• Work to do:
Leaving out all images, write out the records that follow exactly.

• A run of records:
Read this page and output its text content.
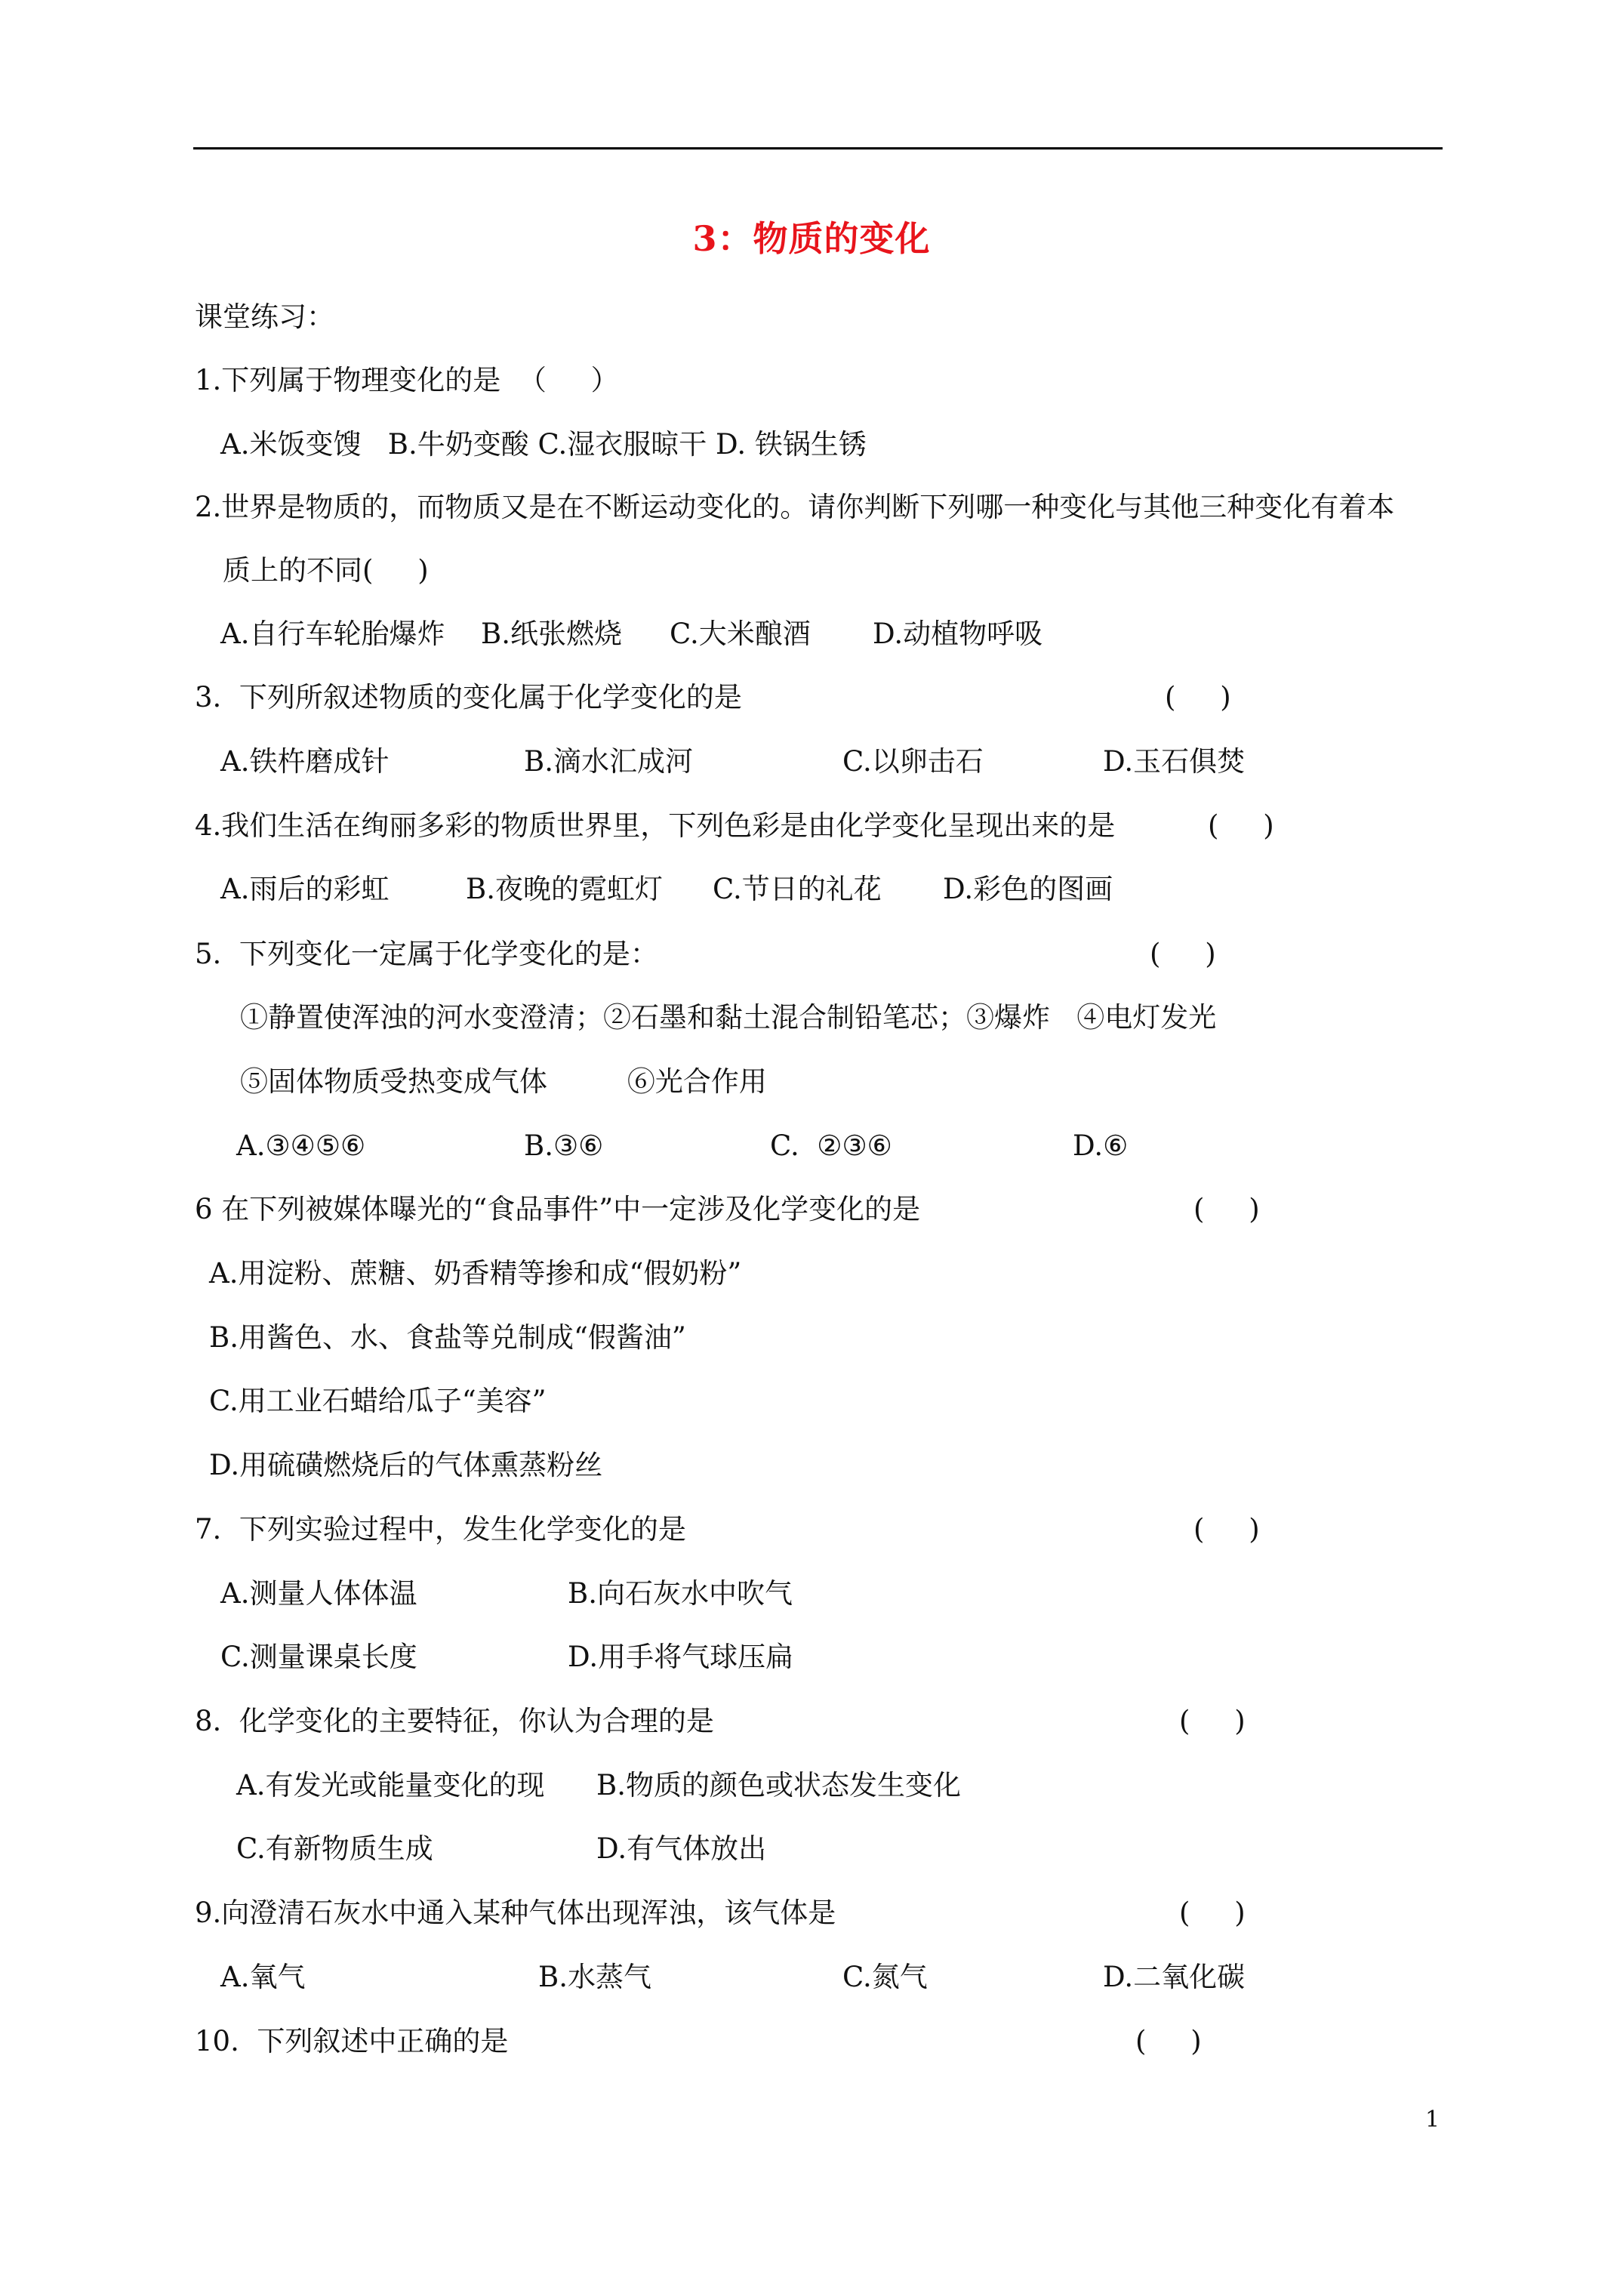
3：物质的变化
课堂练习：
1.下列属于物理变化的是  （     ）
A.米饭变馊   B.牛奶变酸 C.湿衣服晾干 D. 铁锅生锈
2.世界是物质的，而物质又是在不断运动变化的。请你判断下列哪一种变化与其他三种变化有着本
质上的不同(     )
A.自行车轮胎爆炸 B.纸张燃烧 C.大米酿酒 D.动植物呼吸
3.  下列所叙述物质的变化属于化学变化的是	(     )
A.铁杵磨成针	B.滴水汇成河	C.以卵击石	D.玉石俱焚
4.我们生活在绚丽多彩的物质世界里，下列色彩是由化学变化呈现出来的是	(     )
A.雨后的彩虹	B.夜晚的霓虹灯 C.节日的礼花 D.彩色的图画
5.  下列变化一定属于化学变化的是：	(     )
①静置使浑浊的河水变澄清；②石墨和黏土混合制铅笔芯；③爆炸   ④电灯发光
⑤固体物质受热变成气体         ⑥光合作用
A.③④⑤⑥	B.③⑥	C.  ②③⑥	D.⑥
6 在下列被媒体曝光的“食品事件”中一定涉及化学变化的是	(     )
A.用淀粉、蔗糖、奶香精等掺和成“假奶粉”
B.用酱色、水、食盐等兑制成“假酱油”
C.用工业石蜡给瓜子“美容”
D.用硫磺燃烧后的气体熏蒸粉丝
7.  下列实验过程中，发生化学变化的是	(     )
A.测量人体体温	B.向石灰水中吹气
C.测量课桌长度	D.用手将气球压扁
8.  化学变化的主要特征，你认为合理的是	(     )
A.有发光或能量变化的现 B.物质的颜色或状态发生变化
C.有新物质生成	D.有气体放出
9.向澄清石灰水中通入某种气体出现浑浊，该气体是	(     )
A.氧气	B.水蒸气	C.氮气	D.二氧化碳
10.  下列叙述中正确的是	(     )
1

• Task solution:
Read this page and output its text content.
3：物质的变化
课堂练习：
1.下列属于物理变化的是  （     ）
A.米饭变馊   B.牛奶变酸 C.湿衣服晾干 D. 铁锅生锈
2.世界是物质的，而物质又是在不断运动变化的。请你判断下列哪一种变化与其他三种变化有着本
质上的不同(     )
A.自行车轮胎爆炸 B.纸张燃烧 C.大米酿酒 D.动植物呼吸
3.  下列所叙述物质的变化属于化学变化的是	(     )
A.铁杵磨成针	B.滴水汇成河	C.以卵击石	D.玉石俱焚
4.我们生活在绚丽多彩的物质世界里，下列色彩是由化学变化呈现出来的是	(     )
A.雨后的彩虹	B.夜晚的霓虹灯 C.节日的礼花 D.彩色的图画
5.  下列变化一定属于化学变化的是：	(     )
①静置使浑浊的河水变澄清；②石墨和黏土混合制铅笔芯；③爆炸   ④电灯发光
⑤固体物质受热变成气体         ⑥光合作用
A.③④⑤⑥	B.③⑥	C.  ②③⑥	D.⑥
6 在下列被媒体曝光的“食品事件”中一定涉及化学变化的是	(     )
A.用淀粉、蔗糖、奶香精等掺和成“假奶粉”
B.用酱色、水、食盐等兑制成“假酱油”
C.用工业石蜡给瓜子“美容”
D.用硫磺燃烧后的气体熏蒸粉丝
7.  下列实验过程中，发生化学变化的是	(     )
A.测量人体体温	B.向石灰水中吹气
C.测量课桌长度	D.用手将气球压扁
8.  化学变化的主要特征，你认为合理的是	(     )
A.有发光或能量变化的现 B.物质的颜色或状态发生变化
C.有新物质生成	D.有气体放出
9.向澄清石灰水中通入某种气体出现浑浊，该气体是	(     )
A.氧气	B.水蒸气	C.氮气	D.二氧化碳
10.  下列叙述中正确的是	(     )
1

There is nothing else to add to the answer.